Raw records

— begin —

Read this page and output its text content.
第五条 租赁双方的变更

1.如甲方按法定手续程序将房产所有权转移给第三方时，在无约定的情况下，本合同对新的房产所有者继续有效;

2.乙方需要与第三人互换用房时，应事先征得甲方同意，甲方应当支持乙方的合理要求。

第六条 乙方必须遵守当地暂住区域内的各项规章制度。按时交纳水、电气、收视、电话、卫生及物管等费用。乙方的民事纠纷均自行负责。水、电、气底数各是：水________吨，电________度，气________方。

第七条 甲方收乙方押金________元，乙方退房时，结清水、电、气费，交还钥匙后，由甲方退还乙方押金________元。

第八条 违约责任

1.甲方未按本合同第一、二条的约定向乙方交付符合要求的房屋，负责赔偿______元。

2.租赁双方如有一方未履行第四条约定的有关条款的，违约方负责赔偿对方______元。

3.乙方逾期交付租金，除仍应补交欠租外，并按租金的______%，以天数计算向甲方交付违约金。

— end —
— begin —

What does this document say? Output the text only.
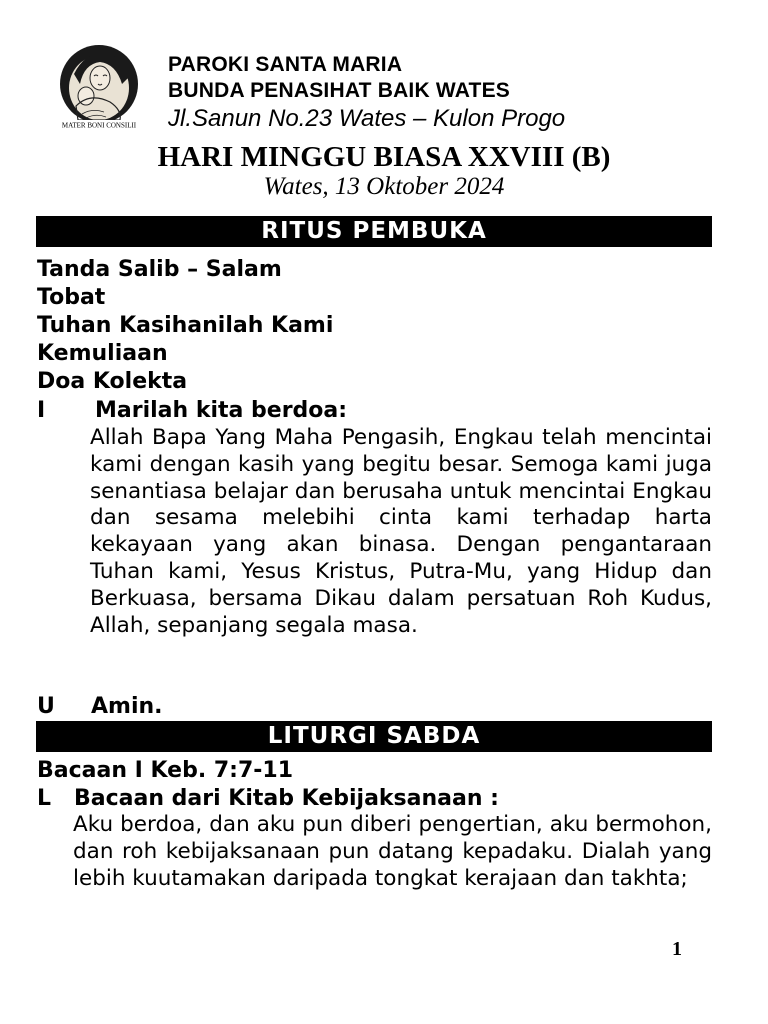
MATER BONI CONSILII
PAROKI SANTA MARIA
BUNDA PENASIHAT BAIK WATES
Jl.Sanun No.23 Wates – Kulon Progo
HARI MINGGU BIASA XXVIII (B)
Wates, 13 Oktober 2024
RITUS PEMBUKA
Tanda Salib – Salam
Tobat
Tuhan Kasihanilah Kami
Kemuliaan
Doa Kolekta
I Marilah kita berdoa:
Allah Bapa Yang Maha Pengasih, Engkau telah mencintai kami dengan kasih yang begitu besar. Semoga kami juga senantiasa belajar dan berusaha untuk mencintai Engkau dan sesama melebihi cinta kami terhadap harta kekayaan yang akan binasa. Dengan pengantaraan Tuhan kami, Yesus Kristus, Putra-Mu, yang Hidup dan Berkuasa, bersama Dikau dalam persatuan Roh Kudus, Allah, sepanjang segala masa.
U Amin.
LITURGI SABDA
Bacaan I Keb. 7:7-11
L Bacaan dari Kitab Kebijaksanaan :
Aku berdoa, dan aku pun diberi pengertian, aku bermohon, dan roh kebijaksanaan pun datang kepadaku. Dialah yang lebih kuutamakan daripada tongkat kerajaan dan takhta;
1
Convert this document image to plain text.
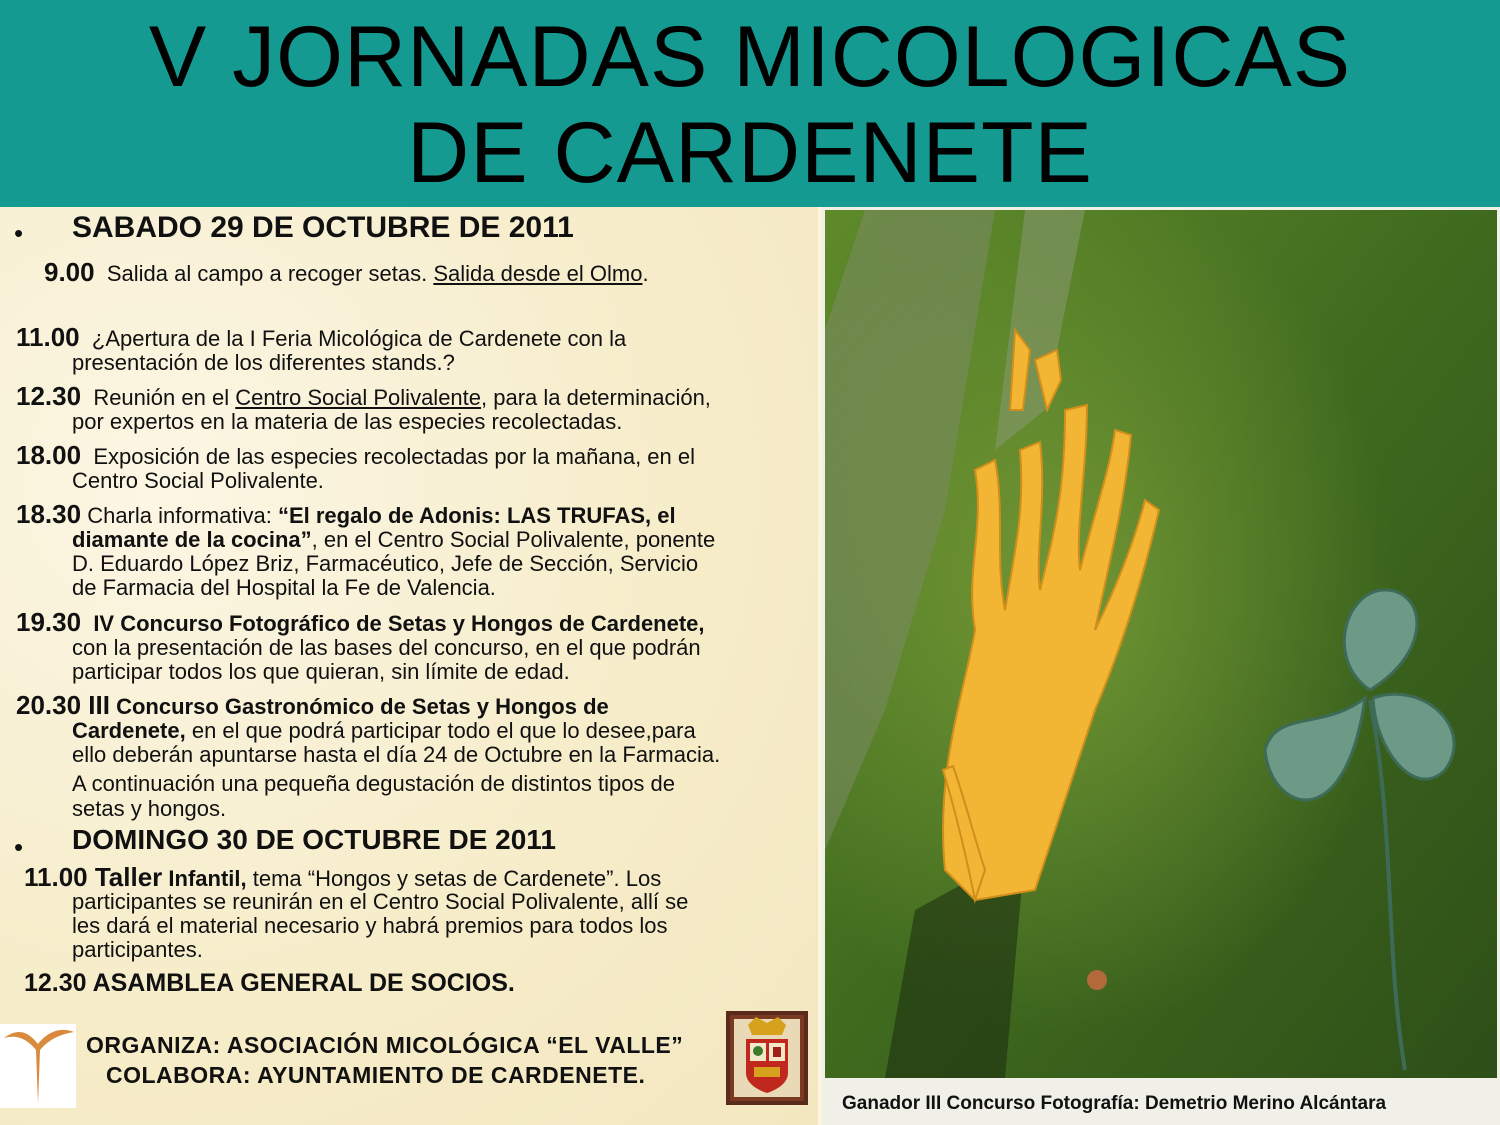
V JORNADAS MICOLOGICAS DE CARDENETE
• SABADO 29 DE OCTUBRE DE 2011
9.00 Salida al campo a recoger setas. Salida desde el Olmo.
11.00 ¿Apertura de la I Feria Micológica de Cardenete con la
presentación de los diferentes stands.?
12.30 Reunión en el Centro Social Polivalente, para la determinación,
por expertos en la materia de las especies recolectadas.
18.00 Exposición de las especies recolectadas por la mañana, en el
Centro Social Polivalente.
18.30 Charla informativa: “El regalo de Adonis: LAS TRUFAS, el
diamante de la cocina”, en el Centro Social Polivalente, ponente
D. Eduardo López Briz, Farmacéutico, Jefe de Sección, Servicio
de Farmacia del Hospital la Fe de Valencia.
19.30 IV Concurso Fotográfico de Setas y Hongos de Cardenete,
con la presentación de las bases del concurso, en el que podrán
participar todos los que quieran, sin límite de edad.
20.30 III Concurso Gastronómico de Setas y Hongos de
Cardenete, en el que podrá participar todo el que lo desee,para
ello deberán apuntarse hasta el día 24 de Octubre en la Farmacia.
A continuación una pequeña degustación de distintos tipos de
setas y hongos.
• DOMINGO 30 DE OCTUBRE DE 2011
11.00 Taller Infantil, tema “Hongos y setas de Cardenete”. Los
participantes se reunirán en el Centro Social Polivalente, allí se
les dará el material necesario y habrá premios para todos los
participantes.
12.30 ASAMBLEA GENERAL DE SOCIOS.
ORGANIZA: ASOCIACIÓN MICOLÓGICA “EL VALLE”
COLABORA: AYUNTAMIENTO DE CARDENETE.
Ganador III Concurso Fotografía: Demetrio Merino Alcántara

— end —
— begin —

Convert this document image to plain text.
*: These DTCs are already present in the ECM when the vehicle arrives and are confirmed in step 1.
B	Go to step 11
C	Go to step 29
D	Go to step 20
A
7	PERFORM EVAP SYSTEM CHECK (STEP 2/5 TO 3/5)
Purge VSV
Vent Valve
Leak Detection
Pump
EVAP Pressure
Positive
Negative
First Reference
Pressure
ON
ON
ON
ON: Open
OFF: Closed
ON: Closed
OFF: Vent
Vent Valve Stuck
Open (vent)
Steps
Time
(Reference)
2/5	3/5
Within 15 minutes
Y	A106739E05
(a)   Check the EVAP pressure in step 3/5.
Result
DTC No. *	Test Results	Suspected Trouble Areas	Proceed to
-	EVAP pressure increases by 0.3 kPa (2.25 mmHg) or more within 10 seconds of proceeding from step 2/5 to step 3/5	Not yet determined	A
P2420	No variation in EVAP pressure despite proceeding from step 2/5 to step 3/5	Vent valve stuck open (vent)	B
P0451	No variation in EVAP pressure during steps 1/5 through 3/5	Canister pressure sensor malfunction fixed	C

— end —

**Work instructions**
Extract all lines from the data in which "todos" is found.

**Result**
participar todos los que quieran, sin límite de edad.
les dará el material necesario y habrá premios para todos los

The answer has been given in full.